(begin)
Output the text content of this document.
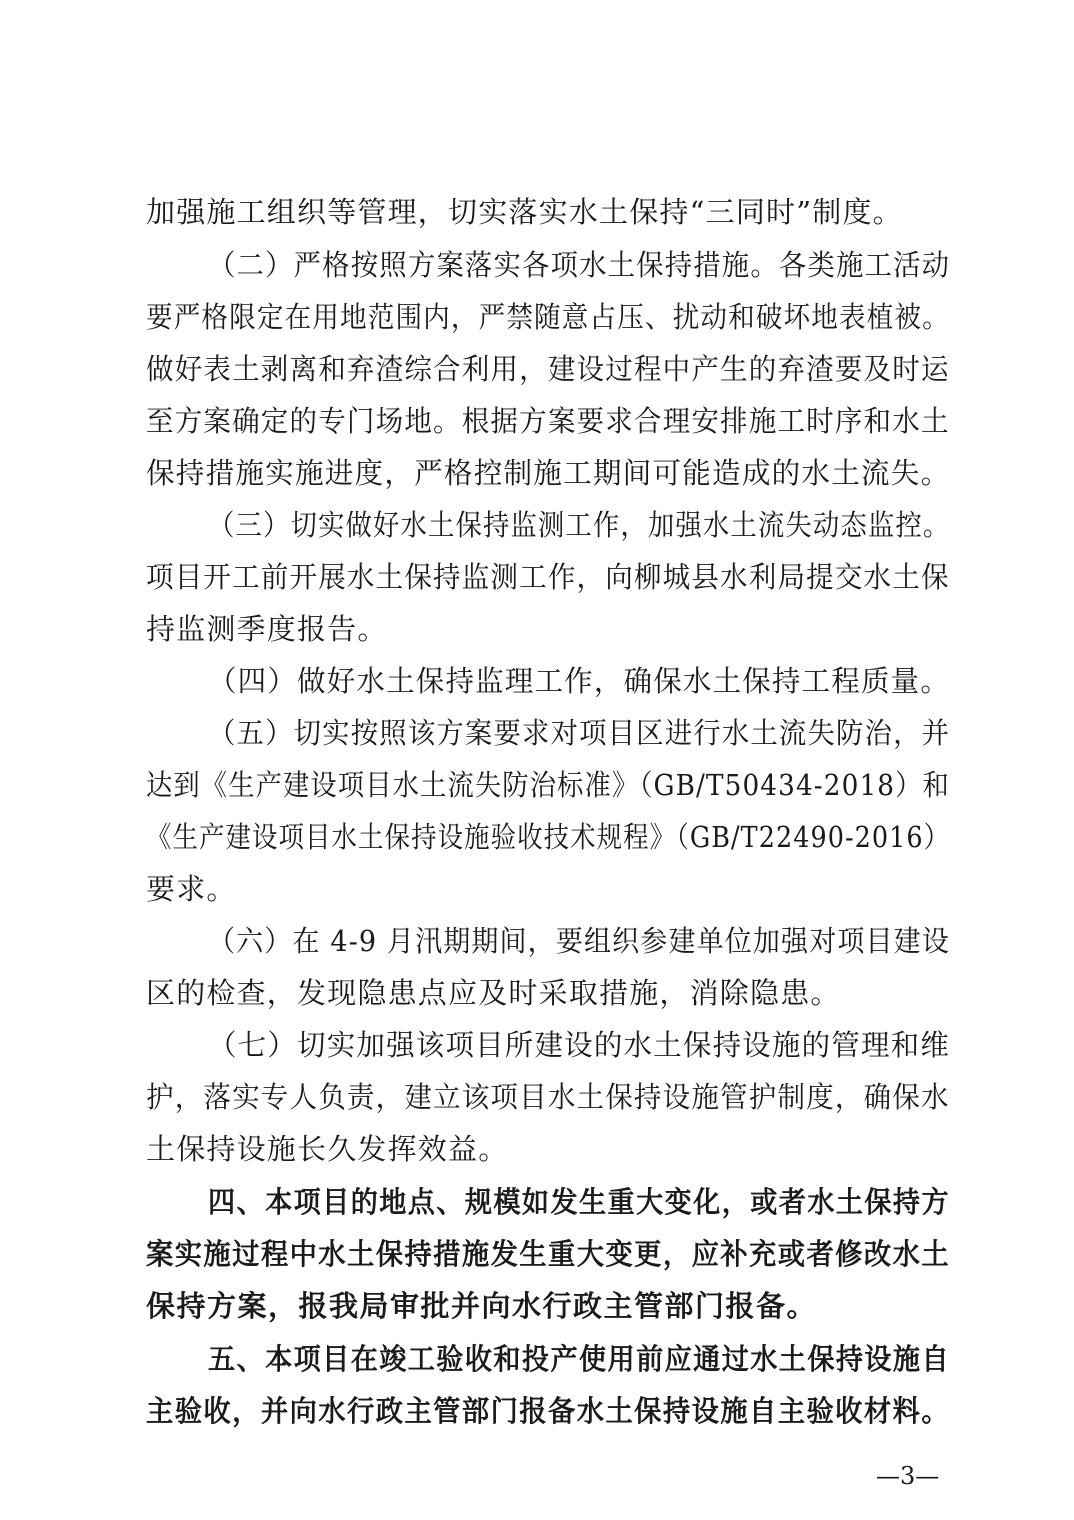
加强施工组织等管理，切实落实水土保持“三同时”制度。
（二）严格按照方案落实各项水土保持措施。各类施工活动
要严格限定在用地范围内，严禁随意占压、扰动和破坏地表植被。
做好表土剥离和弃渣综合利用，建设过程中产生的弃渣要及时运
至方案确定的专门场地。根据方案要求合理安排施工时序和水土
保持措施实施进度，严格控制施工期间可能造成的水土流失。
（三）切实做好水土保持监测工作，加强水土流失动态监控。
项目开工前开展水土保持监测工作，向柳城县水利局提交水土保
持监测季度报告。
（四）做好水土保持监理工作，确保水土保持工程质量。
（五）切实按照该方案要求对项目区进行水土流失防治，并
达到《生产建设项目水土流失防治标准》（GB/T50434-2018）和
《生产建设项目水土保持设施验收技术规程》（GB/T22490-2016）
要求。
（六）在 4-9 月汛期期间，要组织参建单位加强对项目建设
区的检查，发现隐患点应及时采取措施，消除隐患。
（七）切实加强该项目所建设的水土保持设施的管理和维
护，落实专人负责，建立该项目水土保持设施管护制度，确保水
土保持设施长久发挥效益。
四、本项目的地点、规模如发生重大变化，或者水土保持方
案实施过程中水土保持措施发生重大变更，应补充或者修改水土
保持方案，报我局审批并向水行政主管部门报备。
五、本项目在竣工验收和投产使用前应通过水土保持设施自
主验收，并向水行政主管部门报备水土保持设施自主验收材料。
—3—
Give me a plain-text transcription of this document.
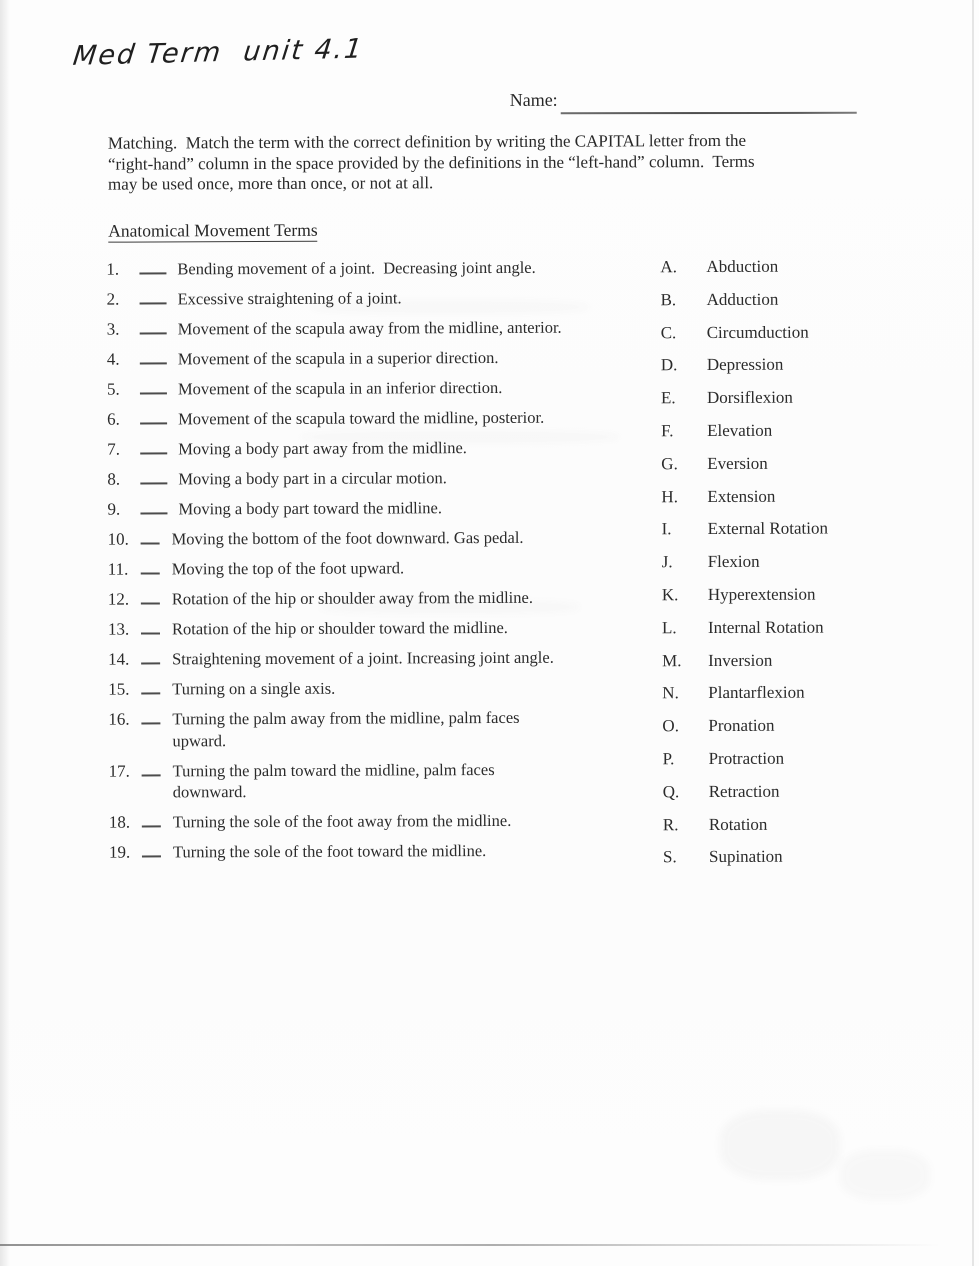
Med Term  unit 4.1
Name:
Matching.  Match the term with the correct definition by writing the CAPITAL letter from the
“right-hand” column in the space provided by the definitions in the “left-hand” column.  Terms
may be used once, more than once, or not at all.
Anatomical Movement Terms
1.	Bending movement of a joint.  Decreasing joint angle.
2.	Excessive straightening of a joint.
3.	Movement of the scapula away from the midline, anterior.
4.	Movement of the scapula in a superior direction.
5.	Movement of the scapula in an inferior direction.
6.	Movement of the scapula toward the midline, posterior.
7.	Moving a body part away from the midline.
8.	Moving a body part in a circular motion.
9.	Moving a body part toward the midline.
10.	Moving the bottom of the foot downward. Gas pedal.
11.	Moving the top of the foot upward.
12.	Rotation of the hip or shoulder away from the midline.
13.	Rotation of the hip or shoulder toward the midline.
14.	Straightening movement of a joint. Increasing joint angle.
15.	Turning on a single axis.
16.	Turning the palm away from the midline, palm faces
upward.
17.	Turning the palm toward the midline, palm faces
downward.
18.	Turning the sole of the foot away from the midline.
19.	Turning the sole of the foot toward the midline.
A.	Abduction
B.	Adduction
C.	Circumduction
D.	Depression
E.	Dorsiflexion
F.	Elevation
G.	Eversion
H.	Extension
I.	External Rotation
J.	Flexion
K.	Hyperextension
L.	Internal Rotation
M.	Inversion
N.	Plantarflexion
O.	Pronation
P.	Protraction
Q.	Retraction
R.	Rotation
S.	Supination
(end)
What to produce ▸ Without including the pictures, return each record above exactly as it stands.

Written solution ▸
Output the text content of this document.
加强施工组织等管理，切实落实水土保持“三同时”制度。
（二）严格按照方案落实各项水土保持措施。各类施工活动
要严格限定在用地范围内，严禁随意占压、扰动和破坏地表植被。
做好表土剥离和弃渣综合利用，建设过程中产生的弃渣要及时运
至方案确定的专门场地。根据方案要求合理安排施工时序和水土
保持措施实施进度，严格控制施工期间可能造成的水土流失。
（三）切实做好水土保持监测工作，加强水土流失动态监控。
项目开工前开展水土保持监测工作，向柳城县水利局提交水土保
持监测季度报告。
（四）做好水土保持监理工作，确保水土保持工程质量。
（五）切实按照该方案要求对项目区进行水土流失防治，并
达到《生产建设项目水土流失防治标准》（GB/T50434-2018）和
《生产建设项目水土保持设施验收技术规程》（GB/T22490-2016）
要求。
（六）在 4-9 月汛期期间，要组织参建单位加强对项目建设
区的检查，发现隐患点应及时采取措施，消除隐患。
（七）切实加强该项目所建设的水土保持设施的管理和维
护，落实专人负责，建立该项目水土保持设施管护制度，确保水
土保持设施长久发挥效益。
四、本项目的地点、规模如发生重大变化，或者水土保持方
案实施过程中水土保持措施发生重大变更，应补充或者修改水土
保持方案，报我局审批并向水行政主管部门报备。
五、本项目在竣工验收和投产使用前应通过水土保持设施自
主验收，并向水行政主管部门报备水土保持设施自主验收材料。
—3—
Give me a plain-text transcription of this document.
Med Term  unit 4.1
Name:
Matching.  Match the term with the correct definition by writing the CAPITAL letter from the
“right-hand” column in the space provided by the definitions in the “left-hand” column.  Terms
may be used once, more than once, or not at all.
Anatomical Movement Terms
1.	Bending movement of a joint.  Decreasing joint angle.
2.	Excessive straightening of a joint.
3.	Movement of the scapula away from the midline, anterior.
4.	Movement of the scapula in a superior direction.
5.	Movement of the scapula in an inferior direction.
6.	Movement of the scapula toward the midline, posterior.
7.	Moving a body part away from the midline.
8.	Moving a body part in a circular motion.
9.	Moving a body part toward the midline.
10.	Moving the bottom of the foot downward. Gas pedal.
11.	Moving the top of the foot upward.
12.	Rotation of the hip or shoulder away from the midline.
13.	Rotation of the hip or shoulder toward the midline.
14.	Straightening movement of a joint. Increasing joint angle.
15.	Turning on a single axis.
16.	Turning the palm away from the midline, palm faces
upward.
17.	Turning the palm toward the midline, palm faces
downward.
18.	Turning the sole of the foot away from the midline.
19.	Turning the sole of the foot toward the midline.
A.	Abduction
B.	Adduction
C.	Circumduction
D.	Depression
E.	Dorsiflexion
F.	Elevation
G.	Eversion
H.	Extension
I.	External Rotation
J.	Flexion
K.	Hyperextension
L.	Internal Rotation
M.	Inversion
N.	Plantarflexion
O.	Pronation
P.	Protraction
Q.	Retraction
R.	Rotation
S.	Supination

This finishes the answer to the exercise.